• **JOB**: Determine how many lines of the material hold the string "Chloro" and reply with only that number.

[Saved entries]
************

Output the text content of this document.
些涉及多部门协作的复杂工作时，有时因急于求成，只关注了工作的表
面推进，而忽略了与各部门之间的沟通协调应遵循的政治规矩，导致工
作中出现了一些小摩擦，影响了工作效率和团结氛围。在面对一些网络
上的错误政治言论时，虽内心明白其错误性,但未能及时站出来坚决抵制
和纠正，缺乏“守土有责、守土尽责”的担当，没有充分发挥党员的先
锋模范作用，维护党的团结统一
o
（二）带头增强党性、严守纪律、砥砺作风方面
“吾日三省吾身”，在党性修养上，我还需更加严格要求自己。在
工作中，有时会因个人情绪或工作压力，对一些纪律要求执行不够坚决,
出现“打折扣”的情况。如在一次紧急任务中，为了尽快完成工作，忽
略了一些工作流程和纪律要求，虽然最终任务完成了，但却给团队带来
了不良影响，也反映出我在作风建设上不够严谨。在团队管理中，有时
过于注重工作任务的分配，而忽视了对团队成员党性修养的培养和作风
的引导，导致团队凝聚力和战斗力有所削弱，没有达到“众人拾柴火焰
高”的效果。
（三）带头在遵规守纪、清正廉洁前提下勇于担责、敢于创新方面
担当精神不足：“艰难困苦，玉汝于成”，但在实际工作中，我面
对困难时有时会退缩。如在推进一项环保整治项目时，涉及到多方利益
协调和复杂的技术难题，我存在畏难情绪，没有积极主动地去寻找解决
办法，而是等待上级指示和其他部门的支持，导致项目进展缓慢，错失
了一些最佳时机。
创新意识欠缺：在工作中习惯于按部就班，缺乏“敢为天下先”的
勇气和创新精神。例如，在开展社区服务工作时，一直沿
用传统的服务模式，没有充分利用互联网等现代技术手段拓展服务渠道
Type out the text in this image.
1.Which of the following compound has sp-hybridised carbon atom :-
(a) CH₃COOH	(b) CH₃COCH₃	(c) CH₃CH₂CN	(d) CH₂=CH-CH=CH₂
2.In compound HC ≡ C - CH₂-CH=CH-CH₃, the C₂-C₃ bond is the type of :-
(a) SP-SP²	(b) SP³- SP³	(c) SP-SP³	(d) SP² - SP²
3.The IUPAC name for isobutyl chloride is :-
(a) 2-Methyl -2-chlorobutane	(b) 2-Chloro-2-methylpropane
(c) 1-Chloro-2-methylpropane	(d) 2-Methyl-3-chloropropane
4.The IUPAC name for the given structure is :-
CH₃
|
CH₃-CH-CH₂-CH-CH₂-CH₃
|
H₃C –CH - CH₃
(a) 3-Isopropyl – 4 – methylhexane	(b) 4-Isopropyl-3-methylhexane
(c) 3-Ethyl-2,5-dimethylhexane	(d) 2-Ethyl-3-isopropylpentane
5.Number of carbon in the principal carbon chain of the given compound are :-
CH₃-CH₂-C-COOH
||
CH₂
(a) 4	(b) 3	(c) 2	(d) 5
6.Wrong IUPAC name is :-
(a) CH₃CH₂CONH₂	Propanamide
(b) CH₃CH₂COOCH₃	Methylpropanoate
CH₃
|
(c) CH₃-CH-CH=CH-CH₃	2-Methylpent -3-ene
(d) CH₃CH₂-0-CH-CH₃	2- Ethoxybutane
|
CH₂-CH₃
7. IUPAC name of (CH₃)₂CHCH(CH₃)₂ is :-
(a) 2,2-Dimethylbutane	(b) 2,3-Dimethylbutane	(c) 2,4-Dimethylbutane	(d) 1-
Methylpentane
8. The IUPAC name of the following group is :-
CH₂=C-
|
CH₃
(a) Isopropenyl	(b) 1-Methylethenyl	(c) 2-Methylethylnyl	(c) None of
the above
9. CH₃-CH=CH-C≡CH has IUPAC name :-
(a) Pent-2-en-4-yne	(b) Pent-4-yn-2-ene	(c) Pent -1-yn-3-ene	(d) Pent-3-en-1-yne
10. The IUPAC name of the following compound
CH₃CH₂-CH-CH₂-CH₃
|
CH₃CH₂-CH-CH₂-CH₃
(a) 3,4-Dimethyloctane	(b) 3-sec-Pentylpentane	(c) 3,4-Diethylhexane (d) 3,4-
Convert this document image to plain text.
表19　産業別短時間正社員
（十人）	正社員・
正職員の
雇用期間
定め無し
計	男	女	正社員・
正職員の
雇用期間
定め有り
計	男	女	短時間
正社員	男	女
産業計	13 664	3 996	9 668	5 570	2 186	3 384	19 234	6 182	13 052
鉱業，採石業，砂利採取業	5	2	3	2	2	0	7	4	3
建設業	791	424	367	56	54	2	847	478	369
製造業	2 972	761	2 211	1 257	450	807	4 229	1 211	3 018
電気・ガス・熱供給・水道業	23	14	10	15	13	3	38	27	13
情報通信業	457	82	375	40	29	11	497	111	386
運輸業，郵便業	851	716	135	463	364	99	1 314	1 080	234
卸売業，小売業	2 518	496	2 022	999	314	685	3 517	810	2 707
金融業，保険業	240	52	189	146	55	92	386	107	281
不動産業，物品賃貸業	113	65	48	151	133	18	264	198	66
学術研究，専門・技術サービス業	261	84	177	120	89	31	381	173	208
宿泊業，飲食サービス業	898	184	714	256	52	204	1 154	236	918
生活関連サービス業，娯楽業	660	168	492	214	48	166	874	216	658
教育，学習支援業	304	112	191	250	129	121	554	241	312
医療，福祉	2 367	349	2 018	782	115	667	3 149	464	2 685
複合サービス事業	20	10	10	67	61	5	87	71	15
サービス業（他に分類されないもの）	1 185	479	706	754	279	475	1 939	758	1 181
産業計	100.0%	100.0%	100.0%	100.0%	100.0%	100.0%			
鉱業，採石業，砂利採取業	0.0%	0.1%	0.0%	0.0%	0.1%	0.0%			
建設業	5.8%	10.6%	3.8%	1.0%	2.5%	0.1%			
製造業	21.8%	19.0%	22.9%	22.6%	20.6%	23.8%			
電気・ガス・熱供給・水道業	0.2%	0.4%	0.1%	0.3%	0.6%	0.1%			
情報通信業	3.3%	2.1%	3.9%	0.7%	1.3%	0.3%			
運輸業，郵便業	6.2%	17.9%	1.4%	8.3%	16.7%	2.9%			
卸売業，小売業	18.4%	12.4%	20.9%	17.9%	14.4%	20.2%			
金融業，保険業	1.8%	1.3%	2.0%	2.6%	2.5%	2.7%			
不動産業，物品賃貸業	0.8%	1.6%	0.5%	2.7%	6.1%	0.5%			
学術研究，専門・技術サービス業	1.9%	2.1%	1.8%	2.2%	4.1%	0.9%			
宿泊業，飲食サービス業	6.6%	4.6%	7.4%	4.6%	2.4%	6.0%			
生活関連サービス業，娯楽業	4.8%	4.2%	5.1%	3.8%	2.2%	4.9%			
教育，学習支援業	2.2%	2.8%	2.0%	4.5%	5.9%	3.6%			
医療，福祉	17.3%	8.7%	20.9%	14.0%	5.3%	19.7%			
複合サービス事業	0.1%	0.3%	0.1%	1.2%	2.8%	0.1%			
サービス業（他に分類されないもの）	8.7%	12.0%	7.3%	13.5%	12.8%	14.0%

************

• **RESULT FOR THIS TASK**: 2